**WRITTEN PROBLEM**: Going through the material below, please gather all lines with the word "Percentage" in them.

**RECORDED DATA**:
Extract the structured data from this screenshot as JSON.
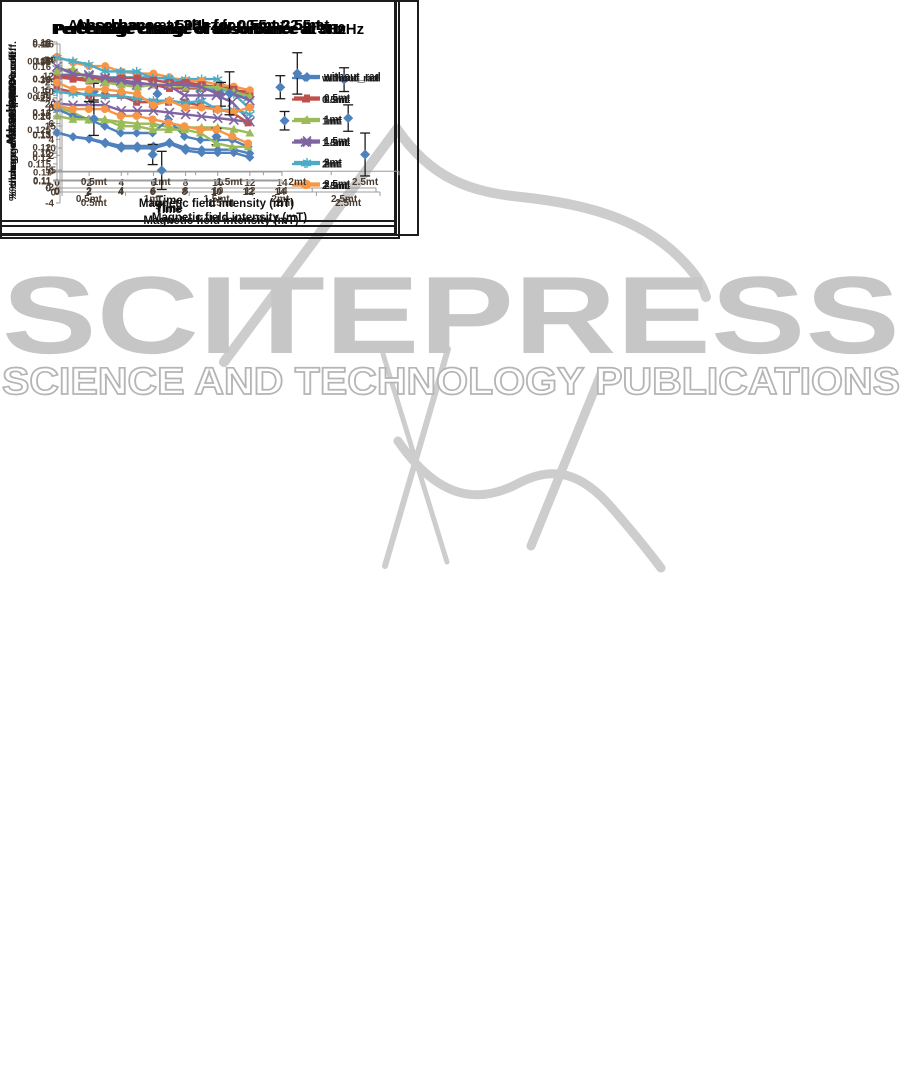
{
  "watermark": {
    "line1": "SCITEPRESS",
    "line2": "SCIENCE AND TECHNOLOGY PUBLICATIONS",
    "solid_color": "#c6c6c6",
    "outline_color": "#b5b5b5",
    "swoosh_color": "#cdcdcd"
  },
  "styles": {
    "tick_color": "#4a3b2f",
    "axis_color": "#9c9c9c",
    "title_color": "#000000",
    "label_color": "#111111",
    "errorbar_color": "#1b1b1b",
    "scatter_marker_color": "#4F81BD"
  },
  "chart_data": [
    {
      "id": "absorbance-3hz",
      "type": "line",
      "title": "Absorbance at 3Hz for 0.5mt-2.5mt",
      "xlabel": "Time",
      "ylabel": "Absorbance",
      "x": [
        0,
        1,
        2,
        3,
        4,
        5,
        6,
        7,
        8,
        9,
        10,
        11,
        12
      ],
      "xlim": [
        0,
        14
      ],
      "xticks": [
        "0",
        "2",
        "4",
        "6",
        "8",
        "10",
        "12",
        "14"
      ],
      "ylim": [
        0.11,
        0.18
      ],
      "yticks": [
        "0.11",
        "0.12",
        "0.13",
        "0.14",
        "0.15",
        "0.16",
        "0.17",
        "0.18"
      ],
      "legend_position": "right",
      "series": [
        {
          "name": "without_rad",
          "color": "#4F81BD",
          "marker": "diamond",
          "values": [
            0.131,
            0.129,
            0.128,
            0.126,
            0.124,
            0.124,
            0.124,
            0.126,
            0.123,
            0.122,
            0.122,
            0.122,
            0.12
          ]
        },
        {
          "name": "0.5mt",
          "color": "#C0504D",
          "marker": "square",
          "values": [
            0.161,
            0.16,
            0.159,
            0.159,
            0.159,
            0.158,
            0.157,
            0.155,
            0.155,
            0.155,
            0.154,
            0.154,
            0.153
          ]
        },
        {
          "name": "1mt",
          "color": "#9BBB59",
          "marker": "triangle",
          "values": [
            0.145,
            0.142,
            0.138,
            0.138,
            0.137,
            0.136,
            0.136,
            0.134,
            0.134,
            0.134,
            0.134,
            0.133,
            0.131
          ]
        },
        {
          "name": "1.5mt",
          "color": "#8064A2",
          "marker": "x",
          "values": [
            0.147,
            0.146,
            0.146,
            0.146,
            0.143,
            0.143,
            0.143,
            0.142,
            0.141,
            0.14,
            0.139,
            0.138,
            0.137
          ]
        },
        {
          "name": "2mt",
          "color": "#4BACC6",
          "marker": "star",
          "values": [
            0.166,
            0.163,
            0.162,
            0.161,
            0.161,
            0.161,
            0.161,
            0.16,
            0.16,
            0.16,
            0.16,
            0.152,
            0.144
          ]
        },
        {
          "name": "2.5mt",
          "color": "#F79646",
          "marker": "circle",
          "values": [
            0.172,
            0.169,
            0.167,
            0.167,
            0.164,
            0.163,
            0.163,
            0.161,
            0.159,
            0.159,
            0.157,
            0.156,
            0.154
          ]
        }
      ]
    },
    {
      "id": "pct-8hz",
      "type": "scatter",
      "title": "Percentage change of absorbance at 8Hz",
      "xlabel": "Magnetic field intensity (mT)",
      "ylabel": "% change of absorption coeff.",
      "categories": [
        "0.5mt",
        "1mt",
        "1.5mt",
        "2mt",
        "2.5mt"
      ],
      "values": [
        22.8,
        22.3,
        22.2,
        16.2,
        16.8
      ],
      "errors": [
        1.9,
        2.1,
        2.7,
        2.1,
        3.0
      ],
      "ylim": [
        0,
        30
      ],
      "yticks": [
        "0",
        "5",
        "10",
        "15",
        "20",
        "25",
        "30"
      ]
    },
    {
      "id": "pct-3hz",
      "type": "scatter",
      "title": "Percentage change of absorbance at 3Hz",
      "xlabel": "Magnetic field intensity (mT)",
      "ylabel": "% change of absorption coeff.",
      "categories": [
        "0.5mt",
        "1mt",
        "1.5mt",
        "2mt",
        "2.5mt"
      ],
      "values": [
        25.7,
        9.3,
        14.3,
        28.0,
        30.1
      ],
      "errors": [
        1.7,
        2.8,
        2.3,
        3.2,
        3.3
      ],
      "ylim": [
        0,
        40
      ],
      "yticks": [
        "0",
        "5",
        "10",
        "15",
        "20",
        "25",
        "30",
        "35",
        "40"
      ]
    },
    {
      "id": "absorbance-500hz",
      "type": "line",
      "title": "Absorbance at 500hz for 0.5mt-2.5mt",
      "xlabel": "Time",
      "ylabel": "Absorbance",
      "x": [
        0,
        1,
        2,
        3,
        4,
        5,
        6,
        7,
        8,
        9,
        10,
        11,
        12
      ],
      "xlim": [
        0,
        14
      ],
      "xticks": [
        "0",
        "2",
        "4",
        "6",
        "8",
        "10",
        "12",
        "14"
      ],
      "ylim": [
        0.11,
        0.15
      ],
      "yticks": [
        "0.11",
        "0.115",
        "0.12",
        "0.125",
        "0.13",
        "0.135",
        "0.14",
        "0.145",
        "0.15"
      ],
      "legend_position": "right",
      "series": [
        {
          "name": "wIthout_rad",
          "color": "#4F81BD",
          "marker": "diamond",
          "values": [
            0.131,
            0.129,
            0.128,
            0.126,
            0.124,
            0.124,
            0.124,
            0.128,
            0.123,
            0.122,
            0.122,
            0.122,
            0.12
          ]
        },
        {
          "name": "0.5mt",
          "color": "#C0504D",
          "marker": "square",
          "values": [
            0.137,
            0.136,
            0.135,
            0.135,
            0.135,
            0.133,
            0.133,
            0.133,
            0.133,
            0.132,
            0.131,
            0.13,
            0.127
          ]
        },
        {
          "name": "1mt",
          "color": "#9BBB59",
          "marker": "triangle",
          "values": [
            0.129,
            0.128,
            0.128,
            0.128,
            0.126,
            0.126,
            0.125,
            0.125,
            0.125,
            0.124,
            0.121,
            0.12,
            0.12
          ]
        },
        {
          "name": "1.5mt",
          "color": "#8064A2",
          "marker": "x",
          "values": [
            0.141,
            0.141,
            0.141,
            0.139,
            0.139,
            0.138,
            0.138,
            0.138,
            0.135,
            0.135,
            0.135,
            0.133,
            0.128
          ]
        },
        {
          "name": "2mt",
          "color": "#4BACC6",
          "marker": "star",
          "values": [
            0.146,
            0.145,
            0.144,
            0.142,
            0.142,
            0.142,
            0.14,
            0.14,
            0.139,
            0.137,
            0.137,
            0.136,
            0.134
          ]
        },
        {
          "name": "2.5mt",
          "color": "#F79646",
          "marker": "circle",
          "values": [
            0.132,
            0.131,
            0.131,
            0.131,
            0.129,
            0.129,
            0.128,
            0.127,
            0.126,
            0.125,
            0.125,
            0.123,
            0.121
          ]
        }
      ]
    },
    {
      "id": "absorbance-8hz",
      "type": "line",
      "title": "Absorbance at 8hz for 0.5mt-2.5mt",
      "xlabel": "Time",
      "ylabel": "Absorbance",
      "x": [
        0,
        1,
        2,
        3,
        4,
        5,
        6,
        7,
        8,
        9,
        10,
        11,
        12
      ],
      "xlim": [
        0,
        14
      ],
      "xticks": [
        "0",
        "2",
        "4",
        "6",
        "8",
        "10",
        "12",
        "14"
      ],
      "ylim": [
        0.11,
        0.17
      ],
      "yticks": [
        "0.11",
        "0.12",
        "0.13",
        "0.14",
        "0.15",
        "0.16",
        "0.17"
      ],
      "legend_position": "right",
      "series": [
        {
          "name": "without_rad",
          "color": "#4F81BD",
          "marker": "diamond",
          "values": [
            0.131,
            0.129,
            0.128,
            0.126,
            0.124,
            0.124,
            0.124,
            0.126,
            0.123,
            0.122,
            0.122,
            0.122,
            0.12
          ]
        },
        {
          "name": "0.5mt",
          "color": "#C0504D",
          "marker": "square",
          "values": [
            0.156,
            0.155,
            0.155,
            0.155,
            0.155,
            0.155,
            0.154,
            0.153,
            0.153,
            0.152,
            0.151,
            0.15,
            0.147
          ]
        },
        {
          "name": "1mt",
          "color": "#9BBB59",
          "marker": "triangle",
          "values": [
            0.158,
            0.159,
            0.154,
            0.153,
            0.152,
            0.151,
            0.152,
            0.152,
            0.151,
            0.151,
            0.151,
            0.149,
            0.147
          ]
        },
        {
          "name": "1.5mt",
          "color": "#8064A2",
          "marker": "x",
          "values": [
            0.16,
            0.157,
            0.156,
            0.155,
            0.154,
            0.153,
            0.152,
            0.152,
            0.152,
            0.151,
            0.148,
            0.148,
            0.145
          ]
        },
        {
          "name": "2mt",
          "color": "#4BACC6",
          "marker": "star",
          "values": [
            0.149,
            0.148,
            0.148,
            0.147,
            0.147,
            0.146,
            0.145,
            0.145,
            0.144,
            0.145,
            0.141,
            0.141,
            0.139
          ]
        },
        {
          "name": "2.5mt",
          "color": "#F79646",
          "marker": "circle",
          "values": [
            0.153,
            0.15,
            0.15,
            0.15,
            0.149,
            0.148,
            0.143,
            0.145,
            0.142,
            0.142,
            0.141,
            0.14,
            0.142
          ]
        }
      ]
    },
    {
      "id": "pct-500hz",
      "type": "scatter",
      "title": "Percentage change of absorbance at 500Hz",
      "xlabel": "Magnetic field intensity (mT)",
      "ylabel": "% change of absorption coeff.",
      "categories": [
        "0.5mt",
        "1mt",
        "1.5mt",
        "2mt",
        "2.5mt"
      ],
      "values": [
        6.6,
        0.1,
        9.8,
        12.3,
        2.1
      ],
      "errors": [
        2.1,
        2.4,
        2.7,
        2.6,
        2.7
      ],
      "ylim": [
        -4,
        16
      ],
      "yticks": [
        "-4",
        "-2",
        "0",
        "2",
        "4",
        "6",
        "8",
        "10",
        "12",
        "14",
        "16"
      ]
    }
  ]
}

**RESULT**:
      "title": "Percentage change of absorbance at 8Hz",
      "title": "Percentage change of absorbance at 3Hz",
      "title": "Percentage change of absorbance at 500Hz",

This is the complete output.